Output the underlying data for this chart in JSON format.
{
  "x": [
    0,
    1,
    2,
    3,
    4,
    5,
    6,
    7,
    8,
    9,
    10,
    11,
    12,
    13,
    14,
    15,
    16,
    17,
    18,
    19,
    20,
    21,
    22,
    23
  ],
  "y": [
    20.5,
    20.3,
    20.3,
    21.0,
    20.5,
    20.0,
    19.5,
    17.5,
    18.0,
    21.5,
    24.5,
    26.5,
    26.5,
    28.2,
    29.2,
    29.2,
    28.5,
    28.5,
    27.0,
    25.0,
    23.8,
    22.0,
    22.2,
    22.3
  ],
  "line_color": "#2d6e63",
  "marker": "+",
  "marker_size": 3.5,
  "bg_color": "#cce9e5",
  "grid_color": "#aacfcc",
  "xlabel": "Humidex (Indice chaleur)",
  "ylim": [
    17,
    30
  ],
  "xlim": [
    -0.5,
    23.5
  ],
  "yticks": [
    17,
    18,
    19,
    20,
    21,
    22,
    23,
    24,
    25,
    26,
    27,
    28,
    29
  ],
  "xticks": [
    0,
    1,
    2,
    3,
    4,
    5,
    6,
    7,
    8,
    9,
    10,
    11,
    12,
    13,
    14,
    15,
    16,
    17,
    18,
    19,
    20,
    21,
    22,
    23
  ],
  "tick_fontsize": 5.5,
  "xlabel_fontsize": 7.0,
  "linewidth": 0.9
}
========================================
Please repeat the listing exactly, with nothing left out.

Output the underlying data for this chart in JSON format.
{
  "x": [
    0,
    1,
    2,
    3,
    4,
    5,
    6,
    7,
    8,
    9,
    10,
    11,
    12,
    13,
    14,
    15,
    16,
    17,
    18,
    19,
    20,
    21,
    22,
    23
  ],
  "y": [
    20.5,
    20.3,
    20.3,
    21.0,
    20.5,
    20.0,
    19.5,
    17.5,
    18.0,
    21.5,
    24.5,
    26.5,
    26.5,
    28.2,
    29.2,
    29.2,
    28.5,
    28.5,
    27.0,
    25.0,
    23.8,
    22.0,
    22.2,
    22.3
  ],
  "line_color": "#2d6e63",
  "marker": "+",
  "marker_size": 3.5,
  "bg_color": "#cce9e5",
  "grid_color": "#aacfcc",
  "xlabel": "Humidex (Indice chaleur)",
  "ylim": [
    17,
    30
  ],
  "xlim": [
    -0.5,
    23.5
  ],
  "yticks": [
    17,
    18,
    19,
    20,
    21,
    22,
    23,
    24,
    25,
    26,
    27,
    28,
    29
  ],
  "xticks": [
    0,
    1,
    2,
    3,
    4,
    5,
    6,
    7,
    8,
    9,
    10,
    11,
    12,
    13,
    14,
    15,
    16,
    17,
    18,
    19,
    20,
    21,
    22,
    23
  ],
  "tick_fontsize": 5.5,
  "xlabel_fontsize": 7.0,
  "linewidth": 0.9
}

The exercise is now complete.